EXERCISE OBJECTIVE :: Write out the entries again exactly as they are given.

^^^^

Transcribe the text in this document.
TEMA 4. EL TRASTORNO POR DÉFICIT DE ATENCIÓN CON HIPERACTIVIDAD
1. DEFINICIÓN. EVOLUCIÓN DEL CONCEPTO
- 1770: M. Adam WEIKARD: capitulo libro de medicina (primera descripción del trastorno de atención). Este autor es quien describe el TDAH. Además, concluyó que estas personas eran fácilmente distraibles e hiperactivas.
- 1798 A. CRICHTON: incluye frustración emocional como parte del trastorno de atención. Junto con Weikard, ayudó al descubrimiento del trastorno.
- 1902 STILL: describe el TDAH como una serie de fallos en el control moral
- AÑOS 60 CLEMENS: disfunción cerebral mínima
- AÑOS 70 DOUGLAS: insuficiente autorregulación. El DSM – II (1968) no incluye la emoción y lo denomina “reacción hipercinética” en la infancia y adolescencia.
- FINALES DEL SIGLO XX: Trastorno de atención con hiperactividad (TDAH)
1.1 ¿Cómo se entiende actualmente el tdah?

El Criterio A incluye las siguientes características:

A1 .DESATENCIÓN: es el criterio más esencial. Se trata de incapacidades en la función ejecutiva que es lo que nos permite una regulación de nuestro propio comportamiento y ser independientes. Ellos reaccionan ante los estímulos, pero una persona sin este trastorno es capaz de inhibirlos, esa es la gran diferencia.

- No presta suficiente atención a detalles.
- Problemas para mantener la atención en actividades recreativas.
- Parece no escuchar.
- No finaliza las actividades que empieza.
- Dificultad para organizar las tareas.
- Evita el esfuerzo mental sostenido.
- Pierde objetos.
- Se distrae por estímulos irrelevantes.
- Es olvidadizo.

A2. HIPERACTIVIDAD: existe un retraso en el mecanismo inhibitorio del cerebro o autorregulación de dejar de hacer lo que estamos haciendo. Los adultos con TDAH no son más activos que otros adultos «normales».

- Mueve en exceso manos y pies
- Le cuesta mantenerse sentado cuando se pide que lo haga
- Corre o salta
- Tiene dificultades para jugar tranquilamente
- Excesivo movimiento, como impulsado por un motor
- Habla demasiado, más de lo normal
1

^^^^

RIGHT ANSWER ::
Transcribe the text in this document.
TEMA 4. EL TRASTORNO POR DÉFICIT DE ATENCIÓN CON HIPERACTIVIDAD
1. DEFINICIÓN. EVOLUCIÓN DEL CONCEPTO
- 1770: M. Adam WEIKARD: capitulo libro de medicina (primera descripción del trastorno de atención). Este autor es quien describe el TDAH. Además, concluyó que estas personas eran fácilmente distraibles e hiperactivas.
- 1798 A. CRICHTON: incluye frustración emocional como parte del trastorno de atención. Junto con Weikard, ayudó al descubrimiento del trastorno.
- 1902 STILL: describe el TDAH como una serie de fallos en el control moral
- AÑOS 60 CLEMENS: disfunción cerebral mínima
- AÑOS 70 DOUGLAS: insuficiente autorregulación. El DSM – II (1968) no incluye la emoción y lo denomina “reacción hipercinética” en la infancia y adolescencia.
- FINALES DEL SIGLO XX: Trastorno de atención con hiperactividad (TDAH)
1.1 ¿Cómo se entiende actualmente el tdah?

El Criterio A incluye las siguientes características:

A1 .DESATENCIÓN: es el criterio más esencial. Se trata de incapacidades en la función ejecutiva que es lo que nos permite una regulación de nuestro propio comportamiento y ser independientes. Ellos reaccionan ante los estímulos, pero una persona sin este trastorno es capaz de inhibirlos, esa es la gran diferencia.

- No presta suficiente atención a detalles.
- Problemas para mantener la atención en actividades recreativas.
- Parece no escuchar.
- No finaliza las actividades que empieza.
- Dificultad para organizar las tareas.
- Evita el esfuerzo mental sostenido.
- Pierde objetos.
- Se distrae por estímulos irrelevantes.
- Es olvidadizo.

A2. HIPERACTIVIDAD: existe un retraso en el mecanismo inhibitorio del cerebro o autorregulación de dejar de hacer lo que estamos haciendo. Los adultos con TDAH no son más activos que otros adultos «normales».

- Mueve en exceso manos y pies
- Le cuesta mantenerse sentado cuando se pide que lo haga
- Corre o salta
- Tiene dificultades para jugar tranquilamente
- Excesivo movimiento, como impulsado por un motor
- Habla demasiado, más de lo normal
1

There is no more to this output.